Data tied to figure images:

──────────────────────────────

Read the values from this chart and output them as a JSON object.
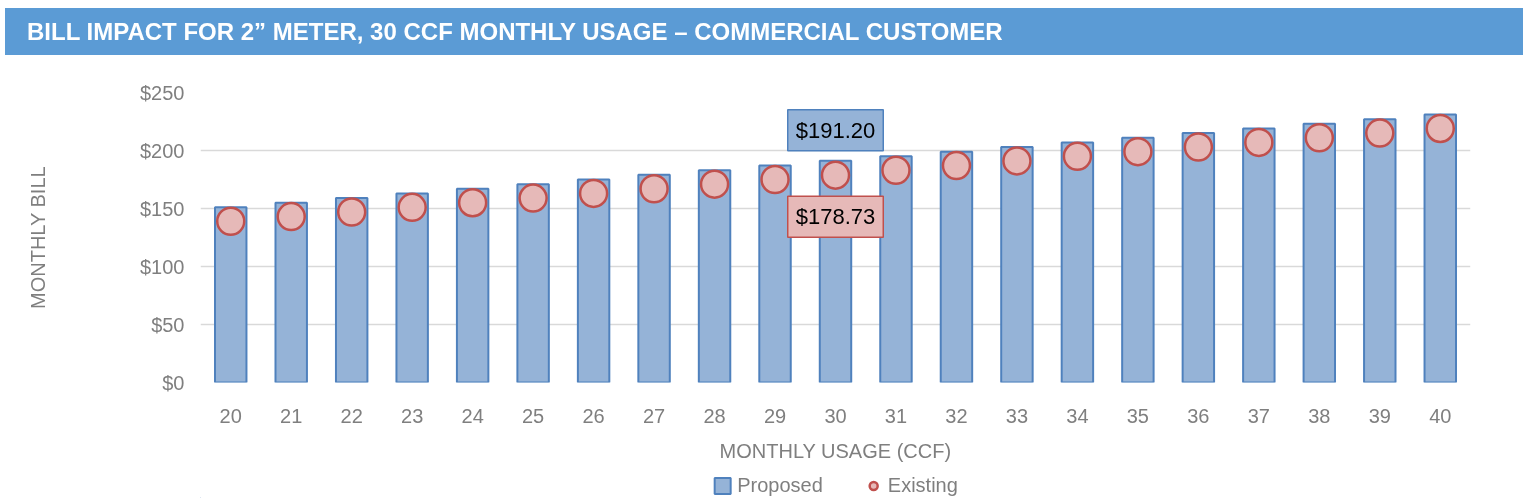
{
  "chart_data": {
    "type": "bar",
    "title": "BILL IMPACT FOR 2” METER, 30 CCF MONTHLY USAGE – COMMERCIAL CUSTOMER",
    "xlabel": "MONTHLY USAGE (CCF)",
    "ylabel": "MONTHLY BILL",
    "categories": [
      "20",
      "21",
      "22",
      "23",
      "24",
      "25",
      "26",
      "27",
      "28",
      "29",
      "30",
      "31",
      "32",
      "33",
      "34",
      "35",
      "36",
      "37",
      "38",
      "39",
      "40"
    ],
    "series": [
      {
        "name": "Proposed",
        "color": "#95b3d7",
        "values": [
          151,
          155,
          159,
          163,
          167,
          171,
          175,
          179,
          183,
          187,
          191.2,
          195,
          199,
          203,
          207,
          211,
          215,
          219,
          223,
          227,
          231
        ],
        "value_labels": [
          null,
          null,
          null,
          null,
          null,
          null,
          null,
          null,
          null,
          null,
          "$191.20",
          null,
          null,
          null,
          null,
          null,
          null,
          null,
          null,
          null,
          null
        ]
      },
      {
        "name": "Existing",
        "type": "scatter",
        "color": "#e6b9b8",
        "values": [
          139,
          143,
          147,
          151,
          155,
          159,
          163,
          167,
          171,
          175,
          178.73,
          183,
          187,
          191,
          195,
          199,
          203,
          207,
          211,
          215,
          219
        ],
        "value_labels": [
          null,
          null,
          null,
          null,
          null,
          null,
          null,
          null,
          null,
          null,
          "$178.73",
          null,
          null,
          null,
          null,
          null,
          null,
          null,
          null,
          null,
          null
        ]
      }
    ],
    "ylim": [
      0,
      250
    ],
    "yticks": [
      {
        "value": 0,
        "label": "$0"
      },
      {
        "value": 50,
        "label": "$50"
      },
      {
        "value": 100,
        "label": "$100"
      },
      {
        "value": 150,
        "label": "$150"
      },
      {
        "value": 200,
        "label": "$200"
      },
      {
        "value": 250,
        "label": "$250"
      }
    ],
    "grid": "y",
    "legend": "bottom",
    "marker": "circle"
  }
}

──────────────────────────────

Quote every entry exactly, with the pictures omitted.

OUTPUT FOR THIS TASK:
Read the values from this chart and output them as a JSON object.
{
  "chart_data": {
    "type": "bar",
    "title": "BILL IMPACT FOR 2” METER, 30 CCF MONTHLY USAGE – COMMERCIAL CUSTOMER",
    "xlabel": "MONTHLY USAGE (CCF)",
    "ylabel": "MONTHLY BILL",
    "categories": [
      "20",
      "21",
      "22",
      "23",
      "24",
      "25",
      "26",
      "27",
      "28",
      "29",
      "30",
      "31",
      "32",
      "33",
      "34",
      "35",
      "36",
      "37",
      "38",
      "39",
      "40"
    ],
    "series": [
      {
        "name": "Proposed",
        "color": "#95b3d7",
        "values": [
          151,
          155,
          159,
          163,
          167,
          171,
          175,
          179,
          183,
          187,
          191.2,
          195,
          199,
          203,
          207,
          211,
          215,
          219,
          223,
          227,
          231
        ],
        "value_labels": [
          null,
          null,
          null,
          null,
          null,
          null,
          null,
          null,
          null,
          null,
          "$191.20",
          null,
          null,
          null,
          null,
          null,
          null,
          null,
          null,
          null,
          null
        ]
      },
      {
        "name": "Existing",
        "type": "scatter",
        "color": "#e6b9b8",
        "values": [
          139,
          143,
          147,
          151,
          155,
          159,
          163,
          167,
          171,
          175,
          178.73,
          183,
          187,
          191,
          195,
          199,
          203,
          207,
          211,
          215,
          219
        ],
        "value_labels": [
          null,
          null,
          null,
          null,
          null,
          null,
          null,
          null,
          null,
          null,
          "$178.73",
          null,
          null,
          null,
          null,
          null,
          null,
          null,
          null,
          null,
          null
        ]
      }
    ],
    "ylim": [
      0,
      250
    ],
    "yticks": [
      {
        "value": 0,
        "label": "$0"
      },
      {
        "value": 50,
        "label": "$50"
      },
      {
        "value": 100,
        "label": "$100"
      },
      {
        "value": 150,
        "label": "$150"
      },
      {
        "value": 200,
        "label": "$200"
      },
      {
        "value": 250,
        "label": "$250"
      }
    ],
    "grid": "y",
    "legend": "bottom",
    "marker": "circle"
  }
}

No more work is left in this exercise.